> **Listed records**
..........

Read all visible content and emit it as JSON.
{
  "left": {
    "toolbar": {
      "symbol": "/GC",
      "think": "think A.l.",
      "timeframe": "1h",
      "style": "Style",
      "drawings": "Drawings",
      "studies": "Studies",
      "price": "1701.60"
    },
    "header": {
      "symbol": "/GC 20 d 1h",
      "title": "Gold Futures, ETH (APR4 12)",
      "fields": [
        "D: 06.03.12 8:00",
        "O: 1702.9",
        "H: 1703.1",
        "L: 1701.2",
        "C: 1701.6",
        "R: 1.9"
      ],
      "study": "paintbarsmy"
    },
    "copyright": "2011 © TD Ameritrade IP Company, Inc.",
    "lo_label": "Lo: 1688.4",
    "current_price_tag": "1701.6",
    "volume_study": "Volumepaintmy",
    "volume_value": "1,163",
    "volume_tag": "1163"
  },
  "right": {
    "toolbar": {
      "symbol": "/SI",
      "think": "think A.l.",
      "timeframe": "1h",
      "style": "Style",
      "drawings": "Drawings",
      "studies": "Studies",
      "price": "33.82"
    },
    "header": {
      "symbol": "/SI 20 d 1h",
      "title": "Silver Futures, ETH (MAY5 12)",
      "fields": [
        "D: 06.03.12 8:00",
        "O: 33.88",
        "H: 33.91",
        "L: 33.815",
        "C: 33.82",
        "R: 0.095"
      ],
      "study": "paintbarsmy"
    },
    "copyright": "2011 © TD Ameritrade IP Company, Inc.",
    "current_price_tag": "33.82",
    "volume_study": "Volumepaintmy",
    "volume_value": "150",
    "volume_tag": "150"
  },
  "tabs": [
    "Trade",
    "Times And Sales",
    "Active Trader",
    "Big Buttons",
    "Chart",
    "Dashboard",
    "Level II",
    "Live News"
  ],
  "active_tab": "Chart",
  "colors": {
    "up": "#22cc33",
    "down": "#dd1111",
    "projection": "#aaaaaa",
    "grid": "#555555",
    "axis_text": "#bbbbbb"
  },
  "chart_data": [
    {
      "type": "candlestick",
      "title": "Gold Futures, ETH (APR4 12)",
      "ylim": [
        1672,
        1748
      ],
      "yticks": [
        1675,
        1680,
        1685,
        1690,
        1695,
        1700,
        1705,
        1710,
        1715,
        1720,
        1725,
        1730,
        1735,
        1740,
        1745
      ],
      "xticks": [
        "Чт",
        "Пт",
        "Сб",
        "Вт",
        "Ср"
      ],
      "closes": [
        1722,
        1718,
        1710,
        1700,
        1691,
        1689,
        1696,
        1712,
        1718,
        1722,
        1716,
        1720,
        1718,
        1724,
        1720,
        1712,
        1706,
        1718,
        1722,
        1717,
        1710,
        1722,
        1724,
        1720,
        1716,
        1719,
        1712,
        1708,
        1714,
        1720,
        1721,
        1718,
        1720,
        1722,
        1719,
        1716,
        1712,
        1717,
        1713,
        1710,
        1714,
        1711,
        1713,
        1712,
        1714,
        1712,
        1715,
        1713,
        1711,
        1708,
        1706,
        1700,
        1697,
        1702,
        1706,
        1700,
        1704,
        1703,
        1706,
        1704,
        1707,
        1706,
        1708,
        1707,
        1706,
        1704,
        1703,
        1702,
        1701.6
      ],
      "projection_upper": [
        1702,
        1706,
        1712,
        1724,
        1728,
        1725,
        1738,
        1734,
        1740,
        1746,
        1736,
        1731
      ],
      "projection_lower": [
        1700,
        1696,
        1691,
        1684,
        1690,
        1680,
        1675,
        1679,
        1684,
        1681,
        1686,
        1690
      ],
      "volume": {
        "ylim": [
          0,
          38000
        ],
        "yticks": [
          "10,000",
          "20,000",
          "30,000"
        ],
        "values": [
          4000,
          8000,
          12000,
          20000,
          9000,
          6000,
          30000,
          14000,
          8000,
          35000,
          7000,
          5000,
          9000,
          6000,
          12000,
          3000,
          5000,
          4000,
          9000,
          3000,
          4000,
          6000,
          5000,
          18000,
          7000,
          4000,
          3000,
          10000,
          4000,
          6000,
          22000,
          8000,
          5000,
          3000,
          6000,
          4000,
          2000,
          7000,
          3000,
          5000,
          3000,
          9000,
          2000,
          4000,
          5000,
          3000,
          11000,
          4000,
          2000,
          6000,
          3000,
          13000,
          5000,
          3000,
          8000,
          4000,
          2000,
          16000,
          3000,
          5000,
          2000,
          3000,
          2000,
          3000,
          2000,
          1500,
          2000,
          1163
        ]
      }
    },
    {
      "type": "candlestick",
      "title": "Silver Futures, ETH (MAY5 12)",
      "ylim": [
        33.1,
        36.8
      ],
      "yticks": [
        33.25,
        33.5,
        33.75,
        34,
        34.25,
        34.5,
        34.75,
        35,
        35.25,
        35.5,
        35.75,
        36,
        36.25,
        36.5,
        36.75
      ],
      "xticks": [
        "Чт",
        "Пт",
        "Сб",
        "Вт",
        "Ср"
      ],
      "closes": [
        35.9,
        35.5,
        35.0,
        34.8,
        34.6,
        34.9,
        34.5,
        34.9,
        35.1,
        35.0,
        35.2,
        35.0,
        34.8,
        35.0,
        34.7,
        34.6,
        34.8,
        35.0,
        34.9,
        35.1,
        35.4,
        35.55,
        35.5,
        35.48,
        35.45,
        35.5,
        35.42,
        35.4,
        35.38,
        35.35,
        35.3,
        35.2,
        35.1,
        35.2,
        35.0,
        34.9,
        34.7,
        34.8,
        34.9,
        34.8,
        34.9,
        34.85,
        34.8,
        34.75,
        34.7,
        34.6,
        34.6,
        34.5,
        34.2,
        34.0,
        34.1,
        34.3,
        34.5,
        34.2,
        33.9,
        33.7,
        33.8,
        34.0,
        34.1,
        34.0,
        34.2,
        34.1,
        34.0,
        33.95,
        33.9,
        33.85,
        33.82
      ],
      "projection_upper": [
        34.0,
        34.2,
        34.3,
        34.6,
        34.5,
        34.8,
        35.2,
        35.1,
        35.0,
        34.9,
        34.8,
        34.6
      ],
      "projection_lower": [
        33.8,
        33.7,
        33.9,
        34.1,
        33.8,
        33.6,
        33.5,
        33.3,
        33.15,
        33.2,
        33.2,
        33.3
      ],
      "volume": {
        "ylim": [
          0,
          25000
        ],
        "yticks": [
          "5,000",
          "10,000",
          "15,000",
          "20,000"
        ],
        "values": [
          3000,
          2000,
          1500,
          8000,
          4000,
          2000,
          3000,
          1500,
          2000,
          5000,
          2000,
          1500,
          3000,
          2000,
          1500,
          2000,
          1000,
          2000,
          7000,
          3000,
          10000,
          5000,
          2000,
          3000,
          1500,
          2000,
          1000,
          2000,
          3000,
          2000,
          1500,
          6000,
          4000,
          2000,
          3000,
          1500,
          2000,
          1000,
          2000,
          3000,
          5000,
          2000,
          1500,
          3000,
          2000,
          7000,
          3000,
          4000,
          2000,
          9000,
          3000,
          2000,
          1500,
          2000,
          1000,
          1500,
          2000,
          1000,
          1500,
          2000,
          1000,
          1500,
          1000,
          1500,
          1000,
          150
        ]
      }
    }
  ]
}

..........

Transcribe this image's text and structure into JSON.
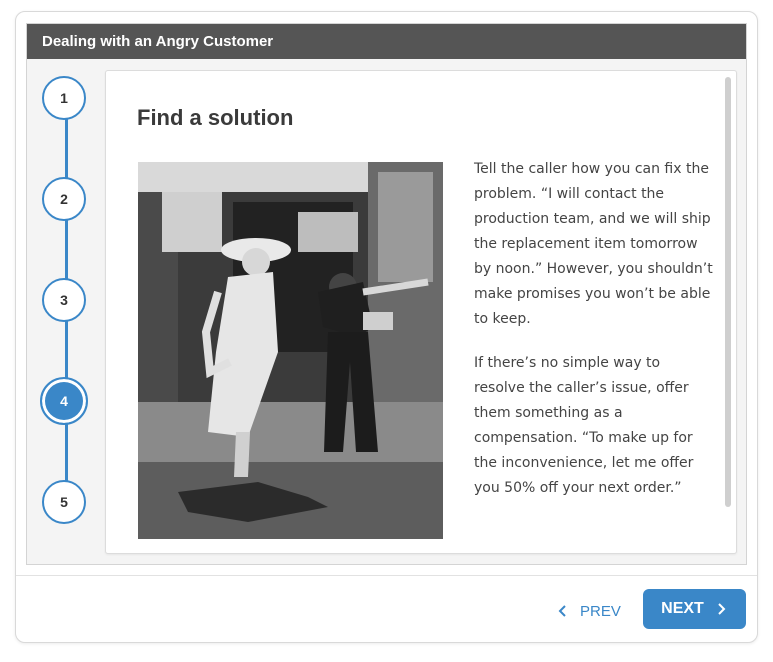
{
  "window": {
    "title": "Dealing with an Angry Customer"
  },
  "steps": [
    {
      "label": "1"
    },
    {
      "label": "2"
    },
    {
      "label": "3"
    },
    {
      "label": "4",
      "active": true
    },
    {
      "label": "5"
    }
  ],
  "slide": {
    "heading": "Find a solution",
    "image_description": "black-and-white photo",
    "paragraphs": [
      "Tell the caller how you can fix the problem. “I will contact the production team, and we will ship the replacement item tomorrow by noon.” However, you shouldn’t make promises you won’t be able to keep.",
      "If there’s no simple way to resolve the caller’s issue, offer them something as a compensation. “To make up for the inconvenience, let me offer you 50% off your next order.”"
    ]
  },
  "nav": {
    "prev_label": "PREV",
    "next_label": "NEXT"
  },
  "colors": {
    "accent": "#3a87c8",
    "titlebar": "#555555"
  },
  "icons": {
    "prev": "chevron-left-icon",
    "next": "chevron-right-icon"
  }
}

..........

> **Task objective**
Copy each line of the listing that includes "JSON".

> **Exercise response**
Read all visible content and emit it as JSON.
Transcribe this image's text and structure into JSON.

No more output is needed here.